-- Selected extract follows --

Grouping of the patients
Patients were randomly allocated into three groups according to the following aspects:
In the control group spontaneous dreams of patients were assessed under anesthesia without suggestions.
In the suggestion group patients received suggestions evoking their images exclusively in the operating theatre at the time of induction. For this, patients were instructed to find out and fix a favourite place "where they want to travel" during anesthesia.
In the "dreamfilm group" the patients worked out a dreamfilm-plan using the favourite place technique one day prior to surgery. At induction, the series of images prepared by suggestions was evoked.
In all three of the previously listed groups 3 further subgroups were formed based on the anesthesiological technique used:
Subgroup 1: anaesthetic induction with etomidate (0,15-0,3 mg/kg), maintenance with sevoflurane (1 MAC, low-flow tchnique),
Subgroup 2: anesthetic induction with propofol (1,5-2,5 mg/kg), maintenance with sevoflurane (1 MAC, low-flow tchnique),
Subgroup 3 (TIVA group): anesthetic induction with propofol (1,5-2,5 mg/kg), maintenance with propofol (8–10 mg/kg/hour).
Psychological methods used
The psychological methods used for inducing hypnosis were modifications of those used and described earlier by Faymonville et al. in detail.
The "favourite place" technique" describes guided imagination of life events with the help of positive suggestions immediately before induction of anesthesia. In the operating theatre the patient was informed about what was going to happen, what sensation the induction agent would cause and was also told that the waking stimulus would be their name. We asked the patient not to pay attention to noises, only to what the anesthetist said. The suggestion technique itself starts with a relaxation exercise, using suggestions promoting calm, deep breathing and muscle relaxation. The patient is not simply asked to remember an event, the aim is to produce a feeling that they are "virtually" in their favourite place. Meanwhile the patient is involved in the imagination process in a dialogue form.
"Dreamfilm method": Patients were met one day prior to surgery and were asked to imagine a film that they would like to "watch" during the anesthesia. Thus, in this case a "favourite place" is produced by the patients, featuring in the prepared dreamfilm. This film is prepared one day prior to surgical anesthesia. Anesthesiologists evoke the previously prepared dreamfilms with suggestions administered at the time of anesthetic induction.
The main difference between the "favourite place" and the "dreamfilm" group was that in the latter group patients were working on elaborating the dreamfilm one day before surgery. In both groups, the favourite place and the dreamfilm that was produced by the patient were recorded prior to anesthesia by the physician for the sake of further analysis, i.e. patients were asked to recall them verbally. All suggestions and anesthesias were performed by the same person (JGY), who is a certified and experienced anesthetist and psychotherapeutist.
Postanaesthetic management in the OR: After the patients were awakened, they were called by their names, and were informed where they were and that the operation had been finished. Thereafter they received amnesia-lifting suggestions, they were asked, before recovery of full consciousness, to retain their dreams and recall them so that later in the ward they could report them to the independent assistants. At this phase, all events related to the recovery period were recorded, including the patient’s first reactions during the early recovery phase.

-- Selected extract concluded --
-- Data listing follows --

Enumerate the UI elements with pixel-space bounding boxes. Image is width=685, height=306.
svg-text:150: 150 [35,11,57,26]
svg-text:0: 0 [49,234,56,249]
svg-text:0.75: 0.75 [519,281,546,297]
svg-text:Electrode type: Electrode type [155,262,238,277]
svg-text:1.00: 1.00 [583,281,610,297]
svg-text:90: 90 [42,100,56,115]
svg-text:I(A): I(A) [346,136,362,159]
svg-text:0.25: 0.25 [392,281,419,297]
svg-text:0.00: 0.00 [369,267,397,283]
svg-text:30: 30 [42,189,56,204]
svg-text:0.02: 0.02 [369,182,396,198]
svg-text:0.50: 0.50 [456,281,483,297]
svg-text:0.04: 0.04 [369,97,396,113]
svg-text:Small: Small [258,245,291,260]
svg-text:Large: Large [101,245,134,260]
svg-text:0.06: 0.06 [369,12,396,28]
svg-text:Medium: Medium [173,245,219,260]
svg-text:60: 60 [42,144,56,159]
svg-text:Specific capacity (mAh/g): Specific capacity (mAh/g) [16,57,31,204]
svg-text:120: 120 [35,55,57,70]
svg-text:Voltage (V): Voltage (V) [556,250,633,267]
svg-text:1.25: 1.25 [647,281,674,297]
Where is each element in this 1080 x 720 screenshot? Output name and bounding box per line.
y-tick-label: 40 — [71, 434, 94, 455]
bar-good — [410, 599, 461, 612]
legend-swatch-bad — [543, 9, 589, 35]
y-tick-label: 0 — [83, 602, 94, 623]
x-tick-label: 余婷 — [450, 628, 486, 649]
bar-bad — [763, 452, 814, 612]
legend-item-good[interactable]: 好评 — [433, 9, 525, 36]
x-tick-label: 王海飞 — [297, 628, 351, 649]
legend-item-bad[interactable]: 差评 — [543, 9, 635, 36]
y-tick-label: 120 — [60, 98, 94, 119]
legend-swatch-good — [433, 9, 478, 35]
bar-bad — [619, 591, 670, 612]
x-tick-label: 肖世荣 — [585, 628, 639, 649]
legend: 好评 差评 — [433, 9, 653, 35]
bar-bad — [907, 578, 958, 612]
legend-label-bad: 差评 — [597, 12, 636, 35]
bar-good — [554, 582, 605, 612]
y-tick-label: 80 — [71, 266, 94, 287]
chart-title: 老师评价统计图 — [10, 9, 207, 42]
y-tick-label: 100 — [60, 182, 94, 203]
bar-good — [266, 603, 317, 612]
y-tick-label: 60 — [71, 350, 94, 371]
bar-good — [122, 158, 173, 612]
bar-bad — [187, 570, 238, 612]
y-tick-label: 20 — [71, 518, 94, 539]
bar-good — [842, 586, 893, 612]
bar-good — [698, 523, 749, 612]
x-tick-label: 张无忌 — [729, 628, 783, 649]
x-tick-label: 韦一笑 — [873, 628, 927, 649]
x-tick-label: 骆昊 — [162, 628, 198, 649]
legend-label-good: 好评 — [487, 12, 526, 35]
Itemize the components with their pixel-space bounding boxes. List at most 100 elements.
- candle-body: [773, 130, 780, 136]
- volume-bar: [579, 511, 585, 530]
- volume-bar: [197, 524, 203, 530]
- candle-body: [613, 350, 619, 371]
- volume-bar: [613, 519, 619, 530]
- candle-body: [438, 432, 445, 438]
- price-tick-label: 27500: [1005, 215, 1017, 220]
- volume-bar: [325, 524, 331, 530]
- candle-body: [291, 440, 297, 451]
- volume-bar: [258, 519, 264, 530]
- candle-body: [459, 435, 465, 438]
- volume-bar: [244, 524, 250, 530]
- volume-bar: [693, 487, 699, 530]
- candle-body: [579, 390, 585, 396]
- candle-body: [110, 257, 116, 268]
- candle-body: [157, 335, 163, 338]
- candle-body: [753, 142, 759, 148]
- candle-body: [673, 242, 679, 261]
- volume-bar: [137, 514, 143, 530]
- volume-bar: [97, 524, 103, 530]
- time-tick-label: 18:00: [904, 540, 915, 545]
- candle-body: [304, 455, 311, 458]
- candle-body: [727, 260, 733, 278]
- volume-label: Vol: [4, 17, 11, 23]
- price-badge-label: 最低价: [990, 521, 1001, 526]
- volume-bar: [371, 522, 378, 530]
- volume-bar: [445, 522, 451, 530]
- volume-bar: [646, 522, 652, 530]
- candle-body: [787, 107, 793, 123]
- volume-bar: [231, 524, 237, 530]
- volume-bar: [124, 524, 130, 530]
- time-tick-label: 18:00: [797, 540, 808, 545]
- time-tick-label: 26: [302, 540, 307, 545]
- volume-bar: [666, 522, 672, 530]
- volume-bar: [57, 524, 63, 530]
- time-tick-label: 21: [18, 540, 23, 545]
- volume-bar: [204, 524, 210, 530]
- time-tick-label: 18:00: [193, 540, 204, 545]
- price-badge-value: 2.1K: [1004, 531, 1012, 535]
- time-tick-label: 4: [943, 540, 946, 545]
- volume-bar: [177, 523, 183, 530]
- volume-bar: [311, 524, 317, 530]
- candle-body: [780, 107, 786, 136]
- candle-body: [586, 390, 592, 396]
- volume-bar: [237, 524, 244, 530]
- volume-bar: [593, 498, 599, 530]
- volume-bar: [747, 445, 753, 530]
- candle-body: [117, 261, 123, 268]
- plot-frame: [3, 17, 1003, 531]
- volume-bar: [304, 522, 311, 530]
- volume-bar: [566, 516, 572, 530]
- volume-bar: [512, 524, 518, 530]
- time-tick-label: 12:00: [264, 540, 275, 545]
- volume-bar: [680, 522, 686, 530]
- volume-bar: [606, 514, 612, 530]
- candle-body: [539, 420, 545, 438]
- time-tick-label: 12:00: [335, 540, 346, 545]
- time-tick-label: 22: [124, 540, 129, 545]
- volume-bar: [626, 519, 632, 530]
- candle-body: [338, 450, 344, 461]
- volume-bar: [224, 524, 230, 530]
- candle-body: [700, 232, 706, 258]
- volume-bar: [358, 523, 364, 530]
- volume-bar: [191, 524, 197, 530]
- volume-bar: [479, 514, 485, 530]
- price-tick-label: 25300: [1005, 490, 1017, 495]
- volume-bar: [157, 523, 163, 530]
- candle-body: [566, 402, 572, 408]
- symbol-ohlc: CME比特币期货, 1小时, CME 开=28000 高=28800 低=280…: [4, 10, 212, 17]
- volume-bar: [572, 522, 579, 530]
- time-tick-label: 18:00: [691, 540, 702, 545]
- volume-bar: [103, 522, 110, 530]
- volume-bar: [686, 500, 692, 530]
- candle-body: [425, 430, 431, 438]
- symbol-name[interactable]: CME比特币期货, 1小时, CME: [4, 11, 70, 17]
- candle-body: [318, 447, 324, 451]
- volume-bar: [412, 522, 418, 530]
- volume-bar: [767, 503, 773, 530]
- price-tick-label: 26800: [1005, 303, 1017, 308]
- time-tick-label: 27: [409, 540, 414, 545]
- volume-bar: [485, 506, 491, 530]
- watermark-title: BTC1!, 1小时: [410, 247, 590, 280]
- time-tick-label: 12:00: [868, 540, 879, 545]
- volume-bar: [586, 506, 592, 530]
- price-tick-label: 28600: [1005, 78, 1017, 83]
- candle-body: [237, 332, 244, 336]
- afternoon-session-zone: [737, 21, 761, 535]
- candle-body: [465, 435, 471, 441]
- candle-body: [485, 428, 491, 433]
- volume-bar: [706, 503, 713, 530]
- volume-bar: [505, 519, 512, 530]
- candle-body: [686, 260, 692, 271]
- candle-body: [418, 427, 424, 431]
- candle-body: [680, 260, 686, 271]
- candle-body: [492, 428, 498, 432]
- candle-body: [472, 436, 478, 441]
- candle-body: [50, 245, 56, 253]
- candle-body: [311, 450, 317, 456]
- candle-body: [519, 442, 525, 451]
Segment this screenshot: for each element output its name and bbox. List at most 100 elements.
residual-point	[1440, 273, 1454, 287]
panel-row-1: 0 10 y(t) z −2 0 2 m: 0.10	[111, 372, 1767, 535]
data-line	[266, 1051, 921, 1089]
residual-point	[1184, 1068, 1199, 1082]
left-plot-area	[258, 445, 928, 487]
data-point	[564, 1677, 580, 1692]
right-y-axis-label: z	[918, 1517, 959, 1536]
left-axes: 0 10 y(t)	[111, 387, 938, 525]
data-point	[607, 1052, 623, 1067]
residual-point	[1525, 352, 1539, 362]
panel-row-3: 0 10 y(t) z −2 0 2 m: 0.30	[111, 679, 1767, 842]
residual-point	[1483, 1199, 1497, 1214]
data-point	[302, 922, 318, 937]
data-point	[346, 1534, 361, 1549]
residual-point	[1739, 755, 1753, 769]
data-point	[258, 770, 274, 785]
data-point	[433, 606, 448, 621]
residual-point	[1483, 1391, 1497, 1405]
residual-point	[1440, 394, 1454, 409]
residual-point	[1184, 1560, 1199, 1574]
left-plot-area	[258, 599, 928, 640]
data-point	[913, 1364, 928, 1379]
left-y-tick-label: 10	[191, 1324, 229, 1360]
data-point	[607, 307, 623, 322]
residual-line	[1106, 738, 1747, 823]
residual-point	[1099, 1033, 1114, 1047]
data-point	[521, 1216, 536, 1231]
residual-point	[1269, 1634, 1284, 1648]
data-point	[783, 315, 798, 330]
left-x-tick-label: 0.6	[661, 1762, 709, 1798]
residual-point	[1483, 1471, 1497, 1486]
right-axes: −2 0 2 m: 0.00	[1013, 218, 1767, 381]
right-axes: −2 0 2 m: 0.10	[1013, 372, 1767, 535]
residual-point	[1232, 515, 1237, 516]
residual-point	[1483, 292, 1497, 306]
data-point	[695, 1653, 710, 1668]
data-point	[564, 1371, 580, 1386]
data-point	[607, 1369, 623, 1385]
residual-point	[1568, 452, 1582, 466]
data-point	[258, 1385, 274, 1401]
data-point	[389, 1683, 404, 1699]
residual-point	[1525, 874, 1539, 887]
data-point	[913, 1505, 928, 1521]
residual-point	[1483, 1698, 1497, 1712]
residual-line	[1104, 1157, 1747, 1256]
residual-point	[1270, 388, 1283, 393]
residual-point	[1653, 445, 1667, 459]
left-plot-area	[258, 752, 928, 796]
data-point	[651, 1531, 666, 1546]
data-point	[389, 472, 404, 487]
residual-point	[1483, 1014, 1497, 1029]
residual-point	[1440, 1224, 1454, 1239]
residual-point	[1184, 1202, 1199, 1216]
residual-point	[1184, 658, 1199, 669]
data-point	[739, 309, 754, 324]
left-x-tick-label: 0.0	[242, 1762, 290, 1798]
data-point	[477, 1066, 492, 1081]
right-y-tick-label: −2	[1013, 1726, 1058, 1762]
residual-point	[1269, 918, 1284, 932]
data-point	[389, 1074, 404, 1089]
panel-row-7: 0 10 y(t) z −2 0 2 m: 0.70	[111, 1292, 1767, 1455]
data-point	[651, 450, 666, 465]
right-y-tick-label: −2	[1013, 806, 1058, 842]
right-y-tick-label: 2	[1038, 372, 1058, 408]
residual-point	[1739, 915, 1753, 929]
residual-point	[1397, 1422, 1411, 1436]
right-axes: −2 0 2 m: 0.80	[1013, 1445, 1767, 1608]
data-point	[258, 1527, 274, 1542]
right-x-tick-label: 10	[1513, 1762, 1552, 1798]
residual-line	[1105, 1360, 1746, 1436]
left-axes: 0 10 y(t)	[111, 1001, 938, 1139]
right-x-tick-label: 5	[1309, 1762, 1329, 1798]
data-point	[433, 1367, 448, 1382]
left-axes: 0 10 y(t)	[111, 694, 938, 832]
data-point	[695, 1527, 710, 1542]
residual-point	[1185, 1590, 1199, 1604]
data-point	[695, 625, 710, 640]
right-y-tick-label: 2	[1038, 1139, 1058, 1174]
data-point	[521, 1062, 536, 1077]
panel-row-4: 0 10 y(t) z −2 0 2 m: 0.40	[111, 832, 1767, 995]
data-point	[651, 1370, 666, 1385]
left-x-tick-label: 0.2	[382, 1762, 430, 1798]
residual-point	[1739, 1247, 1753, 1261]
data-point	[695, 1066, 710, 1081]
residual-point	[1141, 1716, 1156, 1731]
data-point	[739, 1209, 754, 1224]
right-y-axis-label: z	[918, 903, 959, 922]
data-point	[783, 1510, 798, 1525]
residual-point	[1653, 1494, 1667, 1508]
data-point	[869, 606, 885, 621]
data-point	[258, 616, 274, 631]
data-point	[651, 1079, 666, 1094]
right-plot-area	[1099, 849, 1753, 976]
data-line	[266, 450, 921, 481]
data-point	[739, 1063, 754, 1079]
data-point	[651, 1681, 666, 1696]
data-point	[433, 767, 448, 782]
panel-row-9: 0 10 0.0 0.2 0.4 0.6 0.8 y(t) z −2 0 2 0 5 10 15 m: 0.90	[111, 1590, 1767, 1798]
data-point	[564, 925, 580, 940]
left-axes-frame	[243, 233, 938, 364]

-- Data listing concluded --

**Your tasks**
a: Name every drug that the text on dreams under anesthesia gives for inducing or maintaining anesthesia.
b: Rewrite the part of the text on dreams under anesthesia starting at "The main difference" and ending at "anesthetist and psychotherapeutist.", putting "anesthetist" in place of "physician".
The records have nothing to do with this.

**Task-by-task solutions**
a: etomidate, sevoflurane, propofol

b:
The main difference between the "favourite place" and the "dreamfilm" group was that in the latter group patients were working on elaborating the dreamfilm one day before surgery. In both groups, the favourite place and the dreamfilm that was produced by the patient were recorded prior to anesthesia by the anesthetist for the sake of further analysis, i.e. patients were asked to recall them verbally. All suggestions and anesthesias were performed by the same person (JGY), who is a certified and experienced anesthetist and psychotherapeutist.